### EXERCISE BRIEF
Write out the lines as a JSON list of strings, one string per line with blank lines omitted, starting at the first line and ending at the line that contains "nav-item-label: Insights — [596, 18, 647, 35]".

### RECORDS TO USE
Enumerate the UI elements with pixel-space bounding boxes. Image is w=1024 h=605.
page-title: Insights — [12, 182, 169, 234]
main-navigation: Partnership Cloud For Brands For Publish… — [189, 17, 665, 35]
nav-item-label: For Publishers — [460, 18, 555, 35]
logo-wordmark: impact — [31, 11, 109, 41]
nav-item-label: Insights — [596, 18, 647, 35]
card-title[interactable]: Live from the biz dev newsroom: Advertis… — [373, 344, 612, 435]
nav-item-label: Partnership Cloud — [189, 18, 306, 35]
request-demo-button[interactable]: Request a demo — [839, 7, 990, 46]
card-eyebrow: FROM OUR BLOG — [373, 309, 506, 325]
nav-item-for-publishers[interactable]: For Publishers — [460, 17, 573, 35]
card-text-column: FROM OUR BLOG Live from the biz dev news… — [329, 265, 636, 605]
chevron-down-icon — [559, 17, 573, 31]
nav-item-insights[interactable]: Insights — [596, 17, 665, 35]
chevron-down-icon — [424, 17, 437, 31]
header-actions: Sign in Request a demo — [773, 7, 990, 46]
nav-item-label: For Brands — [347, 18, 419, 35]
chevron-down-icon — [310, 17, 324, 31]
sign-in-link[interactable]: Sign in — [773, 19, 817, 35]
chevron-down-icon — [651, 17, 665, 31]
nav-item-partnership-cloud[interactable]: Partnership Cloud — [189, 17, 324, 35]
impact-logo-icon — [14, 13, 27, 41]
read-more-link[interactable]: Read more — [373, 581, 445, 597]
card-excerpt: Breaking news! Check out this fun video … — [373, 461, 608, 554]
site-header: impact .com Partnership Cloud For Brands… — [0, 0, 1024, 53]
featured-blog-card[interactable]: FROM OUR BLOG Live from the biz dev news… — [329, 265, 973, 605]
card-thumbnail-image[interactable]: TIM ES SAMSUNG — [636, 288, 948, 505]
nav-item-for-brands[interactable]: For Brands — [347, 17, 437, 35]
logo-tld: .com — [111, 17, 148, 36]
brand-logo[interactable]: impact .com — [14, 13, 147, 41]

### THE RESULT
[
  "Enumerate the UI elements with pixel-space bounding boxes. Image is w=1024 h=605.",
  "page-title: Insights — [12, 182, 169, 234]",
  "main-navigation: Partnership Cloud For Brands For Publish… — [189, 17, 665, 35]",
  "nav-item-label: For Publishers — [460, 18, 555, 35]",
  "logo-wordmark: impact — [31, 11, 109, 41]",
  "nav-item-label: Insights — [596, 18, 647, 35]"
]